**Dataset**
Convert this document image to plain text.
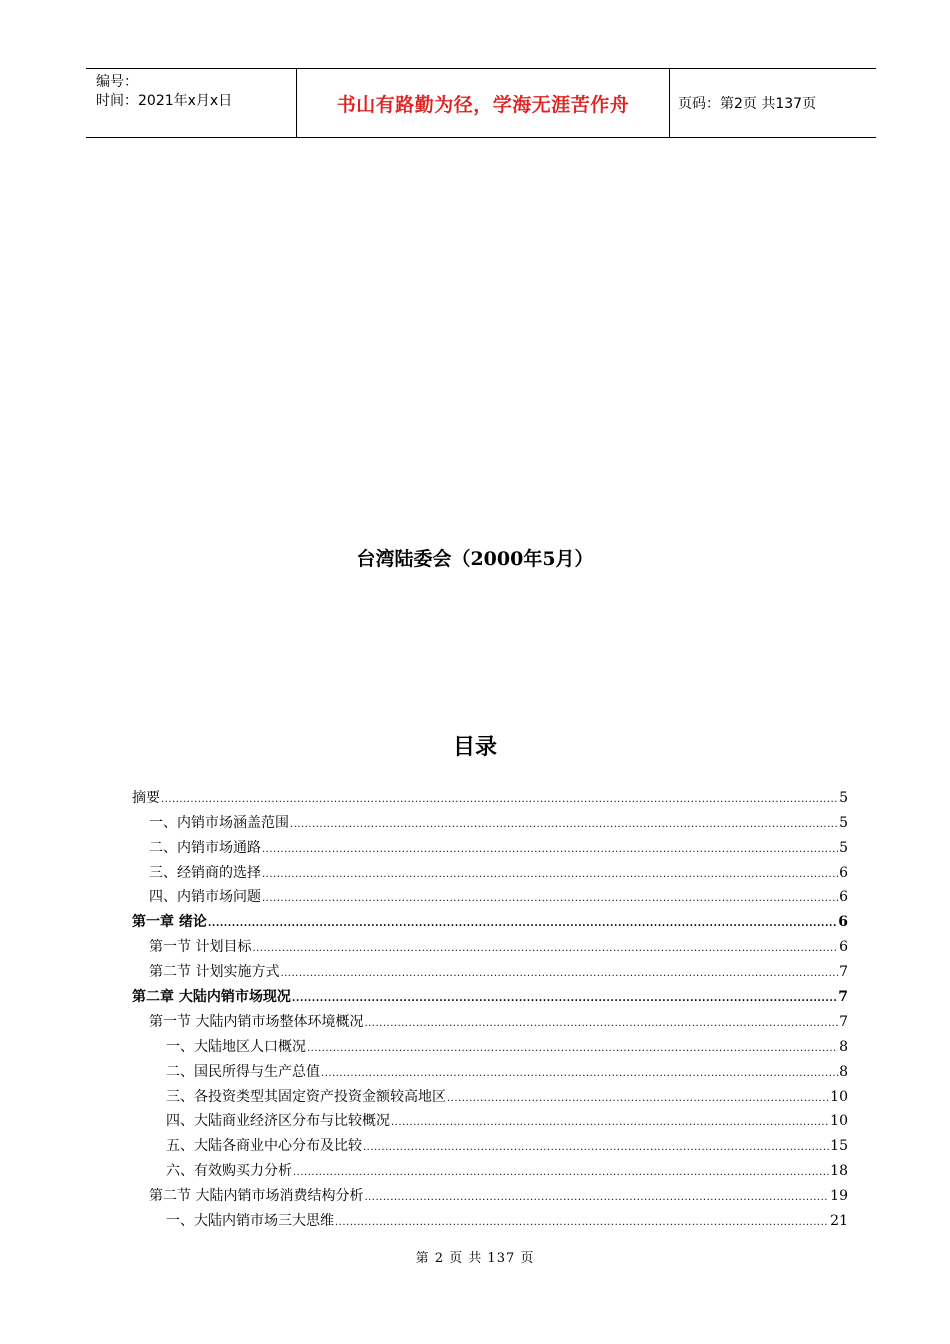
编号：
时间：2021年x月x日	书山有路勤为径，学海无涯苦作舟	页码：第2页 共137页
台湾陆委会（2000年5月）
目录
摘要 .....	5
一、内销市场涵盖范围 .....	5
二、内销市场通路 .....	5
三、经销商的选择 .....	6
四、内销市场问题 .....	6
第一章 绪论 .....	6
第一节 计划目标 .....	6
第二节 计划实施方式 .....	7
第二章 大陆内销市场现况 .....	7
第一节 大陆内销市场整体环境概况 .....	7
一、大陆地区人口概况 .....	8
二、国民所得与生产总值 .....	8
三、各投资类型其固定资产投资金额较高地区 .....	10
四、大陆商业经济区分布与比较概况 .....	10
五、大陆各商业中心分布及比较 .....	15
六、有效购买力分析 .....	18
第二节 大陆内销市场消费结构分析 .....	19
一、大陆内销市场三大思维 .....	21
第 2 页 共 137 页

**Given exercise**
Output the data exactly. Pictures don't belong in the result.

**Output**
Convert this document image to plain text.
编号：
时间：2021年x月x日	书山有路勤为径，学海无涯苦作舟	页码：第2页 共137页
台湾陆委会（2000年5月）
目录
摘要 .....	5
一、内销市场涵盖范围 .....	5
二、内销市场通路 .....	5
三、经销商的选择 .....	6
四、内销市场问题 .....	6
第一章 绪论 .....	6
第一节 计划目标 .....	6
第二节 计划实施方式 .....	7
第二章 大陆内销市场现况 .....	7
第一节 大陆内销市场整体环境概况 .....	7
一、大陆地区人口概况 .....	8
二、国民所得与生产总值 .....	8
三、各投资类型其固定资产投资金额较高地区 .....	10
四、大陆商业经济区分布与比较概况 .....	10
五、大陆各商业中心分布及比较 .....	15
六、有效购买力分析 .....	18
第二节 大陆内销市场消费结构分析 .....	19
一、大陆内销市场三大思维 .....	21
第 2 页 共 137 页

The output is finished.